§ TASK:
Quote every line as written. Omit pictures.

****************

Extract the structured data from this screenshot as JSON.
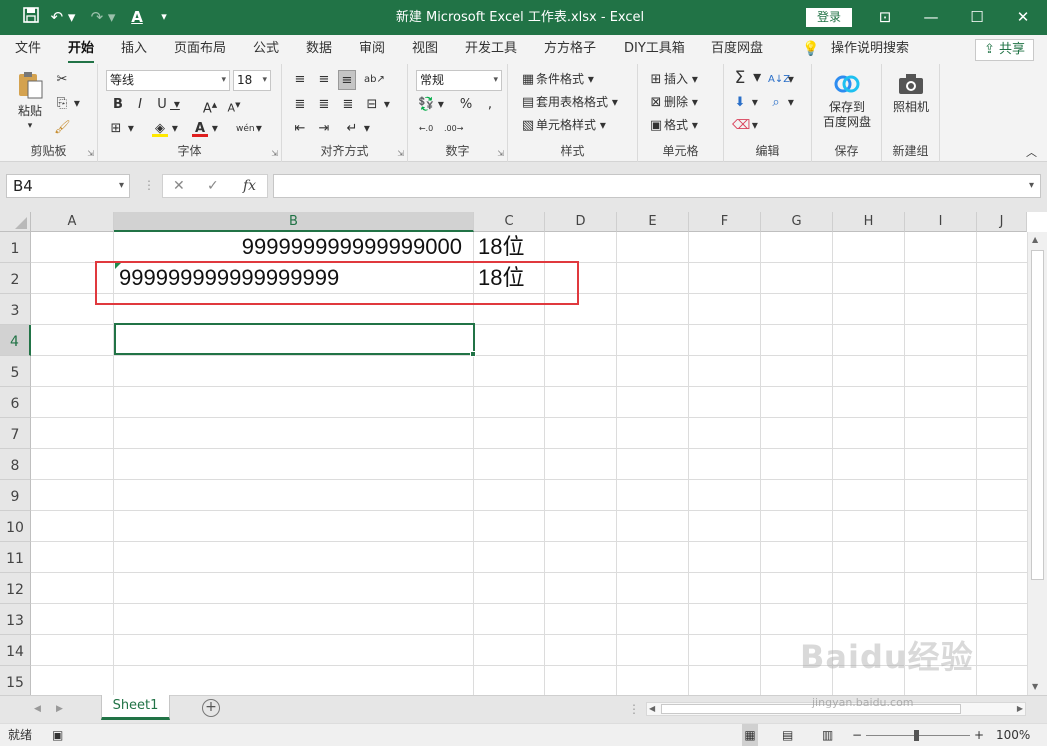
{
  "titlebar": {
    "title": "新建 Microsoft Excel 工作表.xlsx  -  Excel",
    "login": "登录",
    "save_icon": "save-icon",
    "undo_icon": "undo-icon",
    "redo_icon": "redo-icon",
    "font_color_icon": "font-color-icon",
    "customize_icon": "chevron-down-icon",
    "ribbon_display": "⊡",
    "minimize": "—",
    "maximize": "☐",
    "close": "✕"
  },
  "tabs": [
    "文件",
    "开始",
    "插入",
    "页面布局",
    "公式",
    "数据",
    "审阅",
    "视图",
    "开发工具",
    "方方格子",
    "DIY工具箱",
    "百度网盘"
  ],
  "active_tab": "开始",
  "tell_me": "操作说明搜索",
  "share": "共享",
  "ribbon": {
    "clipboard": {
      "label": "剪贴板",
      "paste": "粘贴"
    },
    "font": {
      "label": "字体",
      "font_name": "等线",
      "font_size": "18"
    },
    "alignment": {
      "label": "对齐方式"
    },
    "number": {
      "label": "数字",
      "format": "常规"
    },
    "styles": {
      "label": "样式",
      "conditional": "条件格式",
      "table": "套用表格格式",
      "cell_styles": "单元格样式"
    },
    "cells": {
      "label": "单元格",
      "insert": "插入",
      "delete": "删除",
      "format": "格式"
    },
    "editing": {
      "label": "编辑"
    },
    "save": {
      "label": "保存",
      "line1": "保存到",
      "line2": "百度网盘"
    },
    "newgroup": {
      "label": "新建组",
      "camera": "照相机"
    }
  },
  "formula_bar": {
    "name_box": "B4",
    "fx": "fx",
    "content": ""
  },
  "columns": [
    "A",
    "B",
    "C",
    "D",
    "E",
    "F",
    "G",
    "H",
    "I",
    "J"
  ],
  "rows": [
    "1",
    "2",
    "3",
    "4",
    "5",
    "6",
    "7",
    "8",
    "9",
    "10",
    "11",
    "12",
    "13",
    "14",
    "15"
  ],
  "cells": {
    "B1": "999999999999999000",
    "C1": "18位",
    "B2": "999999999999999999",
    "C2": "18位"
  },
  "selected_cell": "B4",
  "highlight_color": "#e0393e",
  "accent_color": "#217346",
  "sheet_tab": "Sheet1",
  "status": {
    "ready": "就绪",
    "zoom": "100%"
  },
  "watermark": {
    "brand": "Baidu经验",
    "url": "jingyan.baidu.com"
  }
}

****************

§ ANSWER TO THE PROBLEM:
Extract the structured data from this screenshot as JSON.
{
  "titlebar": {
    "title": "新建 Microsoft Excel 工作表.xlsx  -  Excel",
    "login": "登录",
    "save_icon": "save-icon",
    "undo_icon": "undo-icon",
    "redo_icon": "redo-icon",
    "font_color_icon": "font-color-icon",
    "customize_icon": "chevron-down-icon",
    "ribbon_display": "⊡",
    "minimize": "—",
    "maximize": "☐",
    "close": "✕"
  },
  "tabs": [
    "文件",
    "开始",
    "插入",
    "页面布局",
    "公式",
    "数据",
    "审阅",
    "视图",
    "开发工具",
    "方方格子",
    "DIY工具箱",
    "百度网盘"
  ],
  "active_tab": "开始",
  "tell_me": "操作说明搜索",
  "share": "共享",
  "ribbon": {
    "clipboard": {
      "label": "剪贴板",
      "paste": "粘贴"
    },
    "font": {
      "label": "字体",
      "font_name": "等线",
      "font_size": "18"
    },
    "alignment": {
      "label": "对齐方式"
    },
    "number": {
      "label": "数字",
      "format": "常规"
    },
    "styles": {
      "label": "样式",
      "conditional": "条件格式",
      "table": "套用表格格式",
      "cell_styles": "单元格样式"
    },
    "cells": {
      "label": "单元格",
      "insert": "插入",
      "delete": "删除",
      "format": "格式"
    },
    "editing": {
      "label": "编辑"
    },
    "save": {
      "label": "保存",
      "line1": "保存到",
      "line2": "百度网盘"
    },
    "newgroup": {
      "label": "新建组",
      "camera": "照相机"
    }
  },
  "formula_bar": {
    "name_box": "B4",
    "fx": "fx",
    "content": ""
  },
  "columns": [
    "A",
    "B",
    "C",
    "D",
    "E",
    "F",
    "G",
    "H",
    "I",
    "J"
  ],
  "rows": [
    "1",
    "2",
    "3",
    "4",
    "5",
    "6",
    "7",
    "8",
    "9",
    "10",
    "11",
    "12",
    "13",
    "14",
    "15"
  ],
  "cells": {
    "B1": "999999999999999000",
    "C1": "18位",
    "B2": "999999999999999999",
    "C2": "18位"
  },
  "selected_cell": "B4",
  "highlight_color": "#e0393e",
  "accent_color": "#217346",
  "sheet_tab": "Sheet1",
  "status": {
    "ready": "就绪",
    "zoom": "100%"
  },
  "watermark": {
    "brand": "Baidu经验",
    "url": "jingyan.baidu.com"
  }
}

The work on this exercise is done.